======== SOURCE DATA ========

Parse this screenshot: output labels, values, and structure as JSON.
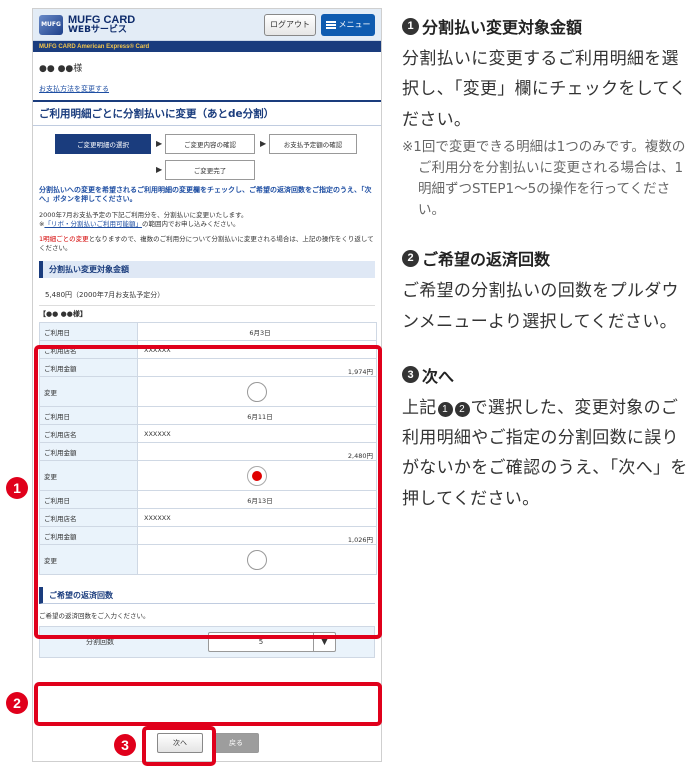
{
  "app": {
    "brand_line1": "MUFG CARD",
    "brand_line2": "WEBサービス",
    "brand_strip": "MUFG CARD American Express® Card",
    "logo_mark": "MUFG",
    "logout_label": "ログアウト",
    "menu_label": "メニュー"
  },
  "user_line": "●● ●●様",
  "breadcrumb": "お支払方法を変更する",
  "page_title": "ご利用明細ごとに分割払いに変更（あとde分割）",
  "steps": [
    {
      "label": "ご変更明細の選択",
      "active": true
    },
    {
      "label": "ご変更内容の確認",
      "active": false
    },
    {
      "label": "お支払予定額の確認",
      "active": false
    },
    {
      "label": "ご変更完了",
      "active": false
    }
  ],
  "notice": "分割払いへの変更を希望されるご利用明細の変更欄をチェックし、ご希望の返済回数をご指定のうえ、「次へ」ボタンを押してください。",
  "para1_text": "2000年7月お支払予定の下記ご利用分を、分割払いに変更いたします。",
  "para1_note_prefix": "※",
  "para1_link": "「リボ・分割払いご利用可能額」",
  "para1_note_suffix": "の範囲内でお申し込みください。",
  "para2_red": "1明細ごとの変更",
  "para2_text": "となりますので、複数のご利用分について分割払いに変更される場合は、上記の操作をくり返してください。",
  "section1_title": "分割払い変更対象金額",
  "amount_line": "5,480円（2000年7月お支払予定分）",
  "user_sub": "【●● ●●様】",
  "labels": {
    "date": "ご利用日",
    "store": "ご利用店名",
    "amount": "ご利用金額",
    "change": "変更"
  },
  "details": [
    {
      "date": "6月3日",
      "store": "XXXXXX",
      "amount": "1,974円",
      "selected": false
    },
    {
      "date": "6月11日",
      "store": "XXXXXX",
      "amount": "2,480円",
      "selected": true
    },
    {
      "date": "6月13日",
      "store": "XXXXXX",
      "amount": "1,026円",
      "selected": false
    }
  ],
  "section2_title": "ご希望の返済回数",
  "select_help": "ご希望の返済回数をご入力ください。",
  "select_label": "分割回数",
  "select_value": "5",
  "next_label": "次へ",
  "back_label": "戻る",
  "badges": [
    "1",
    "2",
    "3"
  ],
  "explain": {
    "s1_num": "1",
    "s1_title": "分割払い変更対象金額",
    "s1_body": "分割払いに変更するご利用明細を選択し、「変更」欄にチェックをしてください。",
    "s1_note": "※1回で変更できる明細は1つのみです。複数のご利用分を分割払いに変更される場合は、1明細ずつSTEP1〜5の操作を行ってください。",
    "s2_num": "2",
    "s2_title": "ご希望の返済回数",
    "s2_body": "ご希望の分割払いの回数をプルダウンメニューより選択してください。",
    "s3_num": "3",
    "s3_title": "次へ",
    "s3_body_prefix": "上記",
    "s3_body_num1": "1",
    "s3_body_num2": "2",
    "s3_body_suffix": "で選択した、変更対象のご利用明細やご指定の分割回数に誤りがないかをご確認のうえ、「次へ」を押してください。"
  },
  "colors": {
    "accent_red": "#e0001b",
    "navy": "#1a3c7d",
    "link_blue": "#1f4fa3",
    "radio_on": "#e00000"
  }
}
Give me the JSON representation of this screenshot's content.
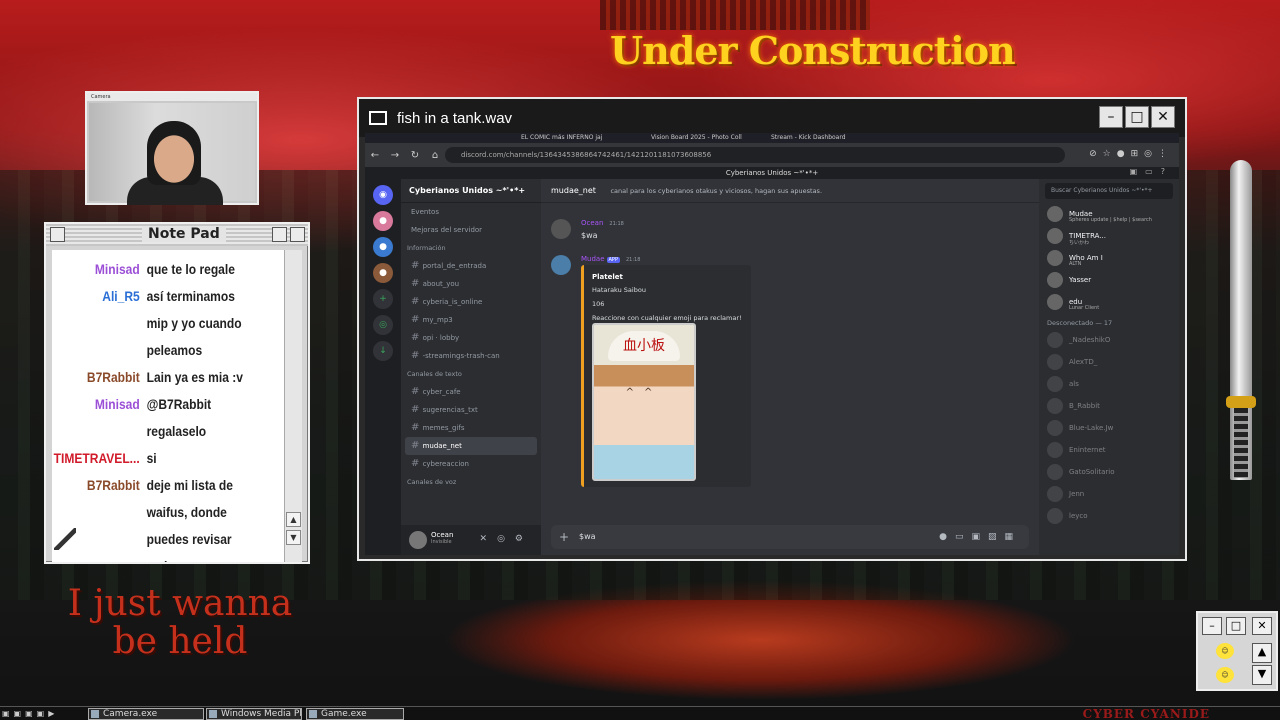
{
  "overlay": {
    "banner": "Under Construction",
    "wordart": [
      "I just wanna",
      "be held"
    ]
  },
  "camera": {
    "caption": "Camera"
  },
  "notepad": {
    "title": "Note Pad",
    "chat": [
      {
        "user": "Minisad",
        "color": "#9b4fd6",
        "text": "que te lo regale"
      },
      {
        "user": "Ali_R5",
        "color": "#2b6fd6",
        "text": "así terminamos mip y yo cuando peleamos"
      },
      {
        "user": "B7Rabbit",
        "color": "#8a4a2a",
        "text": "Lain ya es mia :v"
      },
      {
        "user": "Minisad",
        "color": "#9b4fd6",
        "text": "@B7Rabbit regalaselo"
      },
      {
        "user": "TIMETRAVEL...",
        "color": "#d11a2a",
        "text": "si"
      },
      {
        "user": "B7Rabbit",
        "color": "#8a4a2a",
        "text": "deje mi lista de waifus, donde puedes revisar cada una :v"
      }
    ]
  },
  "window": {
    "title": "fish in a tank.wav"
  },
  "browser": {
    "tabs": [
      "EL COMIC más INFERNO jaj",
      "Vision Board 2025 - Photo Coll",
      "Stream - Kick Dashboard"
    ],
    "url": "discord.com/channels/1364345386864742461/1421201181073608856"
  },
  "discord": {
    "window_title": "Cyberianos Unidos ~*'•*+",
    "server_name": "Cyberianos Unidos ~*'•*+",
    "nav": [
      "Eventos",
      "Mejoras del servidor"
    ],
    "categories": [
      {
        "name": "Información",
        "channels": [
          "portal_de_entrada",
          "about_you",
          "cyberia_is_online",
          "my_mp3",
          "opi · lobby",
          "-streamings-trash-can"
        ]
      },
      {
        "name": "Canales de texto",
        "channels": [
          "cyber_cafe",
          "sugerencias_txt",
          "memes_gifs",
          "mudae_net",
          "cybereaccion"
        ]
      },
      {
        "name": "Canales de voz",
        "channels": []
      }
    ],
    "active_channel": "mudae_net",
    "topic": "canal para los cyberianos otakus y viciosos, hagan sus apuestas.",
    "messages": [
      {
        "author": "Ocean",
        "time": "21:18",
        "text": "$wa"
      },
      {
        "author": "Mudae",
        "badge": "APP",
        "time": "21:18",
        "embed": {
          "title": "Platelet",
          "series": "Hataraku Saibou",
          "value": "106",
          "hint": "Reaccione con cualquier emoji para reclamar!"
        }
      }
    ],
    "input_value": "$wa",
    "user": {
      "name": "Ocean",
      "status": "Invisible"
    },
    "search_placeholder": "Buscar Cyberianos Unidos ~*'•*+",
    "members_online": [
      {
        "name": "Mudae",
        "sub": "Spheres update | $help | $search"
      },
      {
        "name": "TIMETRA...",
        "sub": "ちいかわ"
      },
      {
        "name": "Who Am I",
        "sub": "ALTN"
      },
      {
        "name": "Yasser",
        "sub": ""
      },
      {
        "name": "edu",
        "sub": "Lunar Client"
      }
    ],
    "offline_header": "Desconectado — 17",
    "members_offline": [
      "_NadeshikO",
      "AlexTD_",
      "als",
      "B_Rabbit",
      "Blue-Lake.Jw",
      "Eninternet",
      "GatoSolitario",
      "Jenn",
      "leyco"
    ]
  },
  "taskbar": {
    "items": [
      "Camera.exe",
      "Windows Media Pla",
      "Game.exe"
    ],
    "tray_text": "CYBER CYANIDE"
  }
}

========

**TASK**
Copy all the lines of data exactly as they appear, dropping any images.

**FINISHED TASK**
Parse this screenshot: output labels, values, and structure as JSON.
{
  "app": {
    "brand_line1": "MUFG CARD",
    "brand_line2": "WEBサービス",
    "brand_strip": "MUFG CARD American Express® Card",
    "logo_mark": "MUFG",
    "logout_label": "ログアウト",
    "menu_label": "メニュー"
  },
  "user_line": "●● ●●様",
  "breadcrumb": "お支払方法を変更する",
  "page_title": "ご利用明細ごとに分割払いに変更（あとde分割）",
  "steps": [
    {
      "label": "ご変更明細の選択",
      "active": true
    },
    {
      "label": "ご変更内容の確認",
      "active": false
    },
    {
      "label": "お支払予定額の確認",
      "active": false
    },
    {
      "label": "ご変更完了",
      "active": false
    }
  ],
  "notice": "分割払いへの変更を希望されるご利用明細の変更欄をチェックし、ご希望の返済回数をご指定のうえ、「次へ」ボタンを押してください。",
  "para1_text": "2000年7月お支払予定の下記ご利用分を、分割払いに変更いたします。",
  "para1_note_prefix": "※",
  "para1_link": "「リボ・分割払いご利用可能額」",
  "para1_note_suffix": "の範囲内でお申し込みください。",
  "para2_red": "1明細ごとの変更",
  "para2_text": "となりますので、複数のご利用分について分割払いに変更される場合は、上記の操作をくり返してください。",
  "section1_title": "分割払い変更対象金額",
  "amount_line": "5,480円（2000年7月お支払予定分）",
  "user_sub": "【●● ●●様】",
  "labels": {
    "date": "ご利用日",
    "store": "ご利用店名",
    "amount": "ご利用金額",
    "change": "変更"
  },
  "details": [
    {
      "date": "6月3日",
      "store": "XXXXXX",
      "amount": "1,974円",
      "selected": false
    },
    {
      "date": "6月11日",
      "store": "XXXXXX",
      "amount": "2,480円",
      "selected": true
    },
    {
      "date": "6月13日",
      "store": "XXXXXX",
      "amount": "1,026円",
      "selected": false
    }
  ],
  "section2_title": "ご希望の返済回数",
  "select_help": "ご希望の返済回数をご入力ください。",
  "select_label": "分割回数",
  "select_value": "5",
  "next_label": "次へ",
  "back_label": "戻る",
  "badges": [
    "1",
    "2",
    "3"
  ],
  "explain": {
    "s1_num": "1",
    "s1_title": "分割払い変更対象金額",
    "s1_body": "分割払いに変更するご利用明細を選択し、「変更」欄にチェックをしてください。",
    "s1_note": "※1回で変更できる明細は1つのみです。複数のご利用分を分割払いに変更される場合は、1明細ずつSTEP1〜5の操作を行ってください。",
    "s2_num": "2",
    "s2_title": "ご希望の返済回数",
    "s2_body": "ご希望の分割払いの回数をプルダウンメニューより選択してください。",
    "s3_num": "3",
    "s3_title": "次へ",
    "s3_body_prefix": "上記",
    "s3_body_num1": "1",
    "s3_body_num2": "2",
    "s3_body_suffix": "で選択した、変更対象のご利用明細やご指定の分割回数に誤りがないかをご確認のうえ、「次へ」を押してください。"
  },
  "colors": {
    "accent_red": "#e0001b",
    "navy": "#1a3c7d",
    "link_blue": "#1f4fa3",
    "radio_on": "#e00000"
  }
}
Give me the JSON representation of this screenshot's content.
{
  "overlay": {
    "banner": "Under Construction",
    "wordart": [
      "I just wanna",
      "be held"
    ]
  },
  "camera": {
    "caption": "Camera"
  },
  "notepad": {
    "title": "Note Pad",
    "chat": [
      {
        "user": "Minisad",
        "color": "#9b4fd6",
        "text": "que te lo regale"
      },
      {
        "user": "Ali_R5",
        "color": "#2b6fd6",
        "text": "así terminamos mip y yo cuando peleamos"
      },
      {
        "user": "B7Rabbit",
        "color": "#8a4a2a",
        "text": "Lain ya es mia :v"
      },
      {
        "user": "Minisad",
        "color": "#9b4fd6",
        "text": "@B7Rabbit regalaselo"
      },
      {
        "user": "TIMETRAVEL...",
        "color": "#d11a2a",
        "text": "si"
      },
      {
        "user": "B7Rabbit",
        "color": "#8a4a2a",
        "text": "deje mi lista de waifus, donde puedes revisar cada una :v"
      }
    ]
  },
  "window": {
    "title": "fish in a tank.wav"
  },
  "browser": {
    "tabs": [
      "EL COMIC más INFERNO jaj",
      "Vision Board 2025 - Photo Coll",
      "Stream - Kick Dashboard"
    ],
    "url": "discord.com/channels/1364345386864742461/1421201181073608856"
  },
  "discord": {
    "window_title": "Cyberianos Unidos ~*'•*+",
    "server_name": "Cyberianos Unidos ~*'•*+",
    "nav": [
      "Eventos",
      "Mejoras del servidor"
    ],
    "categories": [
      {
        "name": "Información",
        "channels": [
          "portal_de_entrada",
          "about_you",
          "cyberia_is_online",
          "my_mp3",
          "opi · lobby",
          "-streamings-trash-can"
        ]
      },
      {
        "name": "Canales de texto",
        "channels": [
          "cyber_cafe",
          "sugerencias_txt",
          "memes_gifs",
          "mudae_net",
          "cybereaccion"
        ]
      },
      {
        "name": "Canales de voz",
        "channels": []
      }
    ],
    "active_channel": "mudae_net",
    "topic": "canal para los cyberianos otakus y viciosos, hagan sus apuestas.",
    "messages": [
      {
        "author": "Ocean",
        "time": "21:18",
        "text": "$wa"
      },
      {
        "author": "Mudae",
        "badge": "APP",
        "time": "21:18",
        "embed": {
          "title": "Platelet",
          "series": "Hataraku Saibou",
          "value": "106",
          "hint": "Reaccione con cualquier emoji para reclamar!"
        }
      }
    ],
    "input_value": "$wa",
    "user": {
      "name": "Ocean",
      "status": "Invisible"
    },
    "search_placeholder": "Buscar Cyberianos Unidos ~*'•*+",
    "members_online": [
      {
        "name": "Mudae",
        "sub": "Spheres update | $help | $search"
      },
      {
        "name": "TIMETRA...",
        "sub": "ちいかわ"
      },
      {
        "name": "Who Am I",
        "sub": "ALTN"
      },
      {
        "name": "Yasser",
        "sub": ""
      },
      {
        "name": "edu",
        "sub": "Lunar Client"
      }
    ],
    "offline_header": "Desconectado — 17",
    "members_offline": [
      "_NadeshikO",
      "AlexTD_",
      "als",
      "B_Rabbit",
      "Blue-Lake.Jw",
      "Eninternet",
      "GatoSolitario",
      "Jenn",
      "leyco"
    ]
  },
  "taskbar": {
    "items": [
      "Camera.exe",
      "Windows Media Pla",
      "Game.exe"
    ],
    "tray_text": "CYBER CYANIDE"
  }
}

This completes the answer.